**Exercise goal**
Reproduce every line of the data below without any change, but leave out the pictures.

— begin Input —

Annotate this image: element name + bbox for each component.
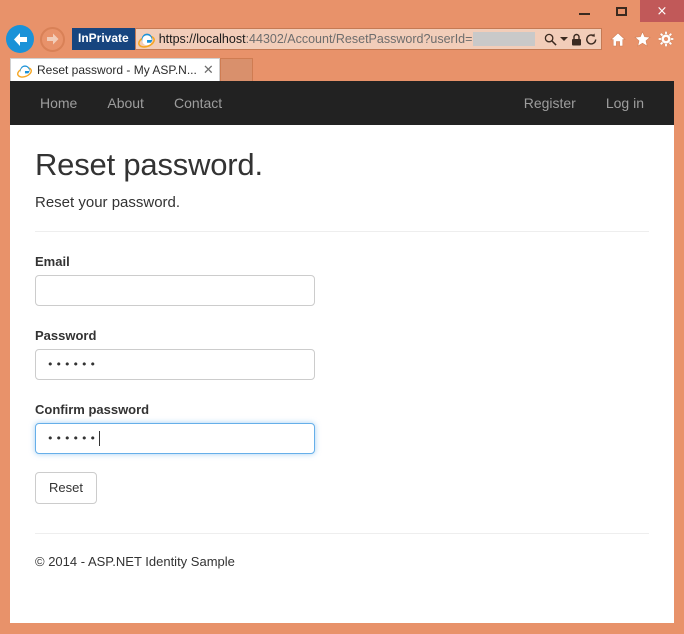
- refresh-icon[interactable]: [585, 33, 598, 46]
- browser-tab-reset-password[interactable]: Reset password - My ASP.N... ✕: [10, 58, 220, 81]
- url-host: https://localhost: [158, 32, 246, 46]
- form-group-confirm-password: Confirm password ••••••: [35, 402, 649, 454]
- window-controls: ×: [566, 0, 684, 22]
- minimize-button[interactable]: [566, 0, 603, 22]
- tab-strip: Reset password - My ASP.N... ✕: [0, 56, 684, 81]
- back-button[interactable]: [6, 25, 34, 53]
- back-arrow-icon: [13, 32, 27, 46]
- header-divider: [35, 231, 649, 232]
- confirm-password-label: Confirm password: [35, 402, 150, 417]
- browser-toolbar: InPrivate https://localhost:44302/Accoun…: [0, 22, 684, 56]
- password-value: ••••••: [47, 358, 98, 371]
- home-icon[interactable]: [606, 26, 630, 52]
- url-text[interactable]: https://localhost:44302/Account/ResetPas…: [159, 31, 541, 47]
- nav-register-link[interactable]: Register: [509, 81, 591, 125]
- maximize-icon: [616, 6, 627, 16]
- form-group-password: Password ••••••: [35, 328, 649, 380]
- form-group-email: Email: [35, 254, 649, 306]
- browser-tool-icons: [606, 26, 678, 52]
- url-redacted-value: [473, 32, 536, 46]
- settings-gear-icon[interactable]: [654, 26, 678, 52]
- internet-explorer-icon: [137, 33, 155, 48]
- email-field[interactable]: [35, 275, 315, 306]
- page-viewport: Home About Contact Register Log in Reset…: [10, 81, 674, 623]
- sidebar-item-about[interactable]: About: [92, 81, 159, 125]
- browser-window: × InPrivate https://localhost:44302/Acco…: [0, 0, 684, 634]
- new-tab-button[interactable]: [219, 58, 253, 81]
- site-nav-right-group: Register Log in: [509, 81, 659, 125]
- tab-internet-explorer-icon: [17, 64, 32, 78]
- password-field[interactable]: ••••••: [35, 349, 315, 380]
- email-label: Email: [35, 254, 70, 269]
- confirm-password-field[interactable]: ••••••: [35, 423, 315, 454]
- close-button[interactable]: ×: [640, 0, 684, 22]
- chevron-down-icon[interactable]: [560, 37, 568, 41]
- search-icon[interactable]: [544, 33, 557, 46]
- address-bar[interactable]: https://localhost:44302/Account/ResetPas…: [134, 28, 602, 50]
- lock-icon[interactable]: [571, 33, 582, 46]
- maximize-button[interactable]: [603, 0, 640, 22]
- minimize-icon: [579, 13, 590, 15]
- sidebar-item-contact[interactable]: Contact: [159, 81, 237, 125]
- site-navigation-bar: Home About Contact Register Log in: [10, 81, 674, 125]
- forward-arrow-icon: [46, 33, 58, 45]
- footer-copyright: © 2014 - ASP.NET Identity Sample: [35, 554, 235, 569]
- title-bar: ×: [0, 0, 684, 22]
- sidebar-item-home[interactable]: Home: [25, 81, 92, 125]
- tab-close-icon[interactable]: ✕: [203, 64, 214, 77]
- page-title: Reset password.: [35, 147, 263, 182]
- inprivate-badge: InPrivate: [72, 28, 135, 50]
- reset-button[interactable]: Reset: [35, 472, 97, 504]
- url-path: :44302/Account/ResetPassword?userId=: [245, 32, 473, 46]
- favorites-star-icon[interactable]: [630, 26, 654, 52]
- page-content: Reset password. Reset your password. Ema…: [10, 147, 674, 571]
- password-label: Password: [35, 328, 97, 343]
- footer-divider: [35, 533, 649, 534]
- close-icon: ×: [656, 3, 668, 19]
- forward-button[interactable]: [40, 26, 65, 52]
- nav-login-link[interactable]: Log in: [591, 81, 659, 125]
- text-cursor: [98, 431, 100, 446]
- tab-title: Reset password - My ASP.N...: [37, 63, 197, 77]
- page-subtitle: Reset your password.: [35, 194, 181, 211]
- confirm-password-value: ••••••: [47, 432, 98, 445]
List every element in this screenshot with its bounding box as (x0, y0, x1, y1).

— end Input —

**Worked solution**
Annotate this image: element name + bbox for each component.
- refresh-icon[interactable]: [585, 33, 598, 46]
- browser-tab-reset-password[interactable]: Reset password - My ASP.N... ✕: [10, 58, 220, 81]
- url-host: https://localhost: [158, 32, 246, 46]
- form-group-confirm-password: Confirm password ••••••: [35, 402, 649, 454]
- window-controls: ×: [566, 0, 684, 22]
- minimize-button[interactable]: [566, 0, 603, 22]
- tab-strip: Reset password - My ASP.N... ✕: [0, 56, 684, 81]
- back-button[interactable]: [6, 25, 34, 53]
- back-arrow-icon: [13, 32, 27, 46]
- header-divider: [35, 231, 649, 232]
- confirm-password-label: Confirm password: [35, 402, 150, 417]
- browser-toolbar: InPrivate https://localhost:44302/Accoun…: [0, 22, 684, 56]
- password-value: ••••••: [47, 358, 98, 371]
- home-icon[interactable]: [606, 26, 630, 52]
- url-text[interactable]: https://localhost:44302/Account/ResetPas…: [159, 31, 541, 47]
- nav-register-link[interactable]: Register: [509, 81, 591, 125]
- maximize-icon: [616, 6, 627, 16]
- form-group-password: Password ••••••: [35, 328, 649, 380]
- form-group-email: Email: [35, 254, 649, 306]
- browser-tool-icons: [606, 26, 678, 52]
- url-redacted-value: [473, 32, 536, 46]
- settings-gear-icon[interactable]: [654, 26, 678, 52]
- internet-explorer-icon: [137, 33, 155, 48]
- email-field[interactable]: [35, 275, 315, 306]
- page-viewport: Home About Contact Register Log in Reset…: [10, 81, 674, 623]
- sidebar-item-about[interactable]: About: [92, 81, 159, 125]
- browser-window: × InPrivate https://localhost:44302/Acco…: [0, 0, 684, 634]
- new-tab-button[interactable]: [219, 58, 253, 81]
- site-nav-right-group: Register Log in: [509, 81, 659, 125]
- tab-internet-explorer-icon: [17, 64, 32, 78]
- password-field[interactable]: ••••••: [35, 349, 315, 380]
- email-label: Email: [35, 254, 70, 269]
- confirm-password-field[interactable]: ••••••: [35, 423, 315, 454]
- close-button[interactable]: ×: [640, 0, 684, 22]
- chevron-down-icon[interactable]: [560, 37, 568, 41]
- search-icon[interactable]: [544, 33, 557, 46]
- address-bar[interactable]: https://localhost:44302/Account/ResetPas…: [134, 28, 602, 50]
- lock-icon[interactable]: [571, 33, 582, 46]
- maximize-button[interactable]: [603, 0, 640, 22]
- minimize-icon: [579, 13, 590, 15]
- sidebar-item-contact[interactable]: Contact: [159, 81, 237, 125]
- site-navigation-bar: Home About Contact Register Log in: [10, 81, 674, 125]
- forward-arrow-icon: [46, 33, 58, 45]
- footer-copyright: © 2014 - ASP.NET Identity Sample: [35, 554, 235, 569]
- title-bar: ×: [0, 0, 684, 22]
- sidebar-item-home[interactable]: Home: [25, 81, 92, 125]
- tab-close-icon[interactable]: ✕: [203, 64, 214, 77]
- page-title: Reset password.: [35, 147, 263, 182]
- inprivate-badge: InPrivate: [72, 28, 135, 50]
- reset-button[interactable]: Reset: [35, 472, 97, 504]
- url-path: :44302/Account/ResetPassword?userId=: [245, 32, 473, 46]
- favorites-star-icon[interactable]: [630, 26, 654, 52]
- page-content: Reset password. Reset your password. Ema…: [10, 147, 674, 571]
- password-label: Password: [35, 328, 97, 343]
- footer-divider: [35, 533, 649, 534]
- close-icon: ×: [656, 3, 668, 19]
- forward-button[interactable]: [40, 26, 65, 52]
- nav-login-link[interactable]: Log in: [591, 81, 659, 125]
- text-cursor: [98, 431, 100, 446]
- tab-title: Reset password - My ASP.N...: [37, 63, 197, 77]
- page-subtitle: Reset your password.: [35, 194, 181, 211]
- confirm-password-value: ••••••: [47, 432, 98, 445]
List every element in this screenshot with its bounding box as (x0, y0, x1, y1).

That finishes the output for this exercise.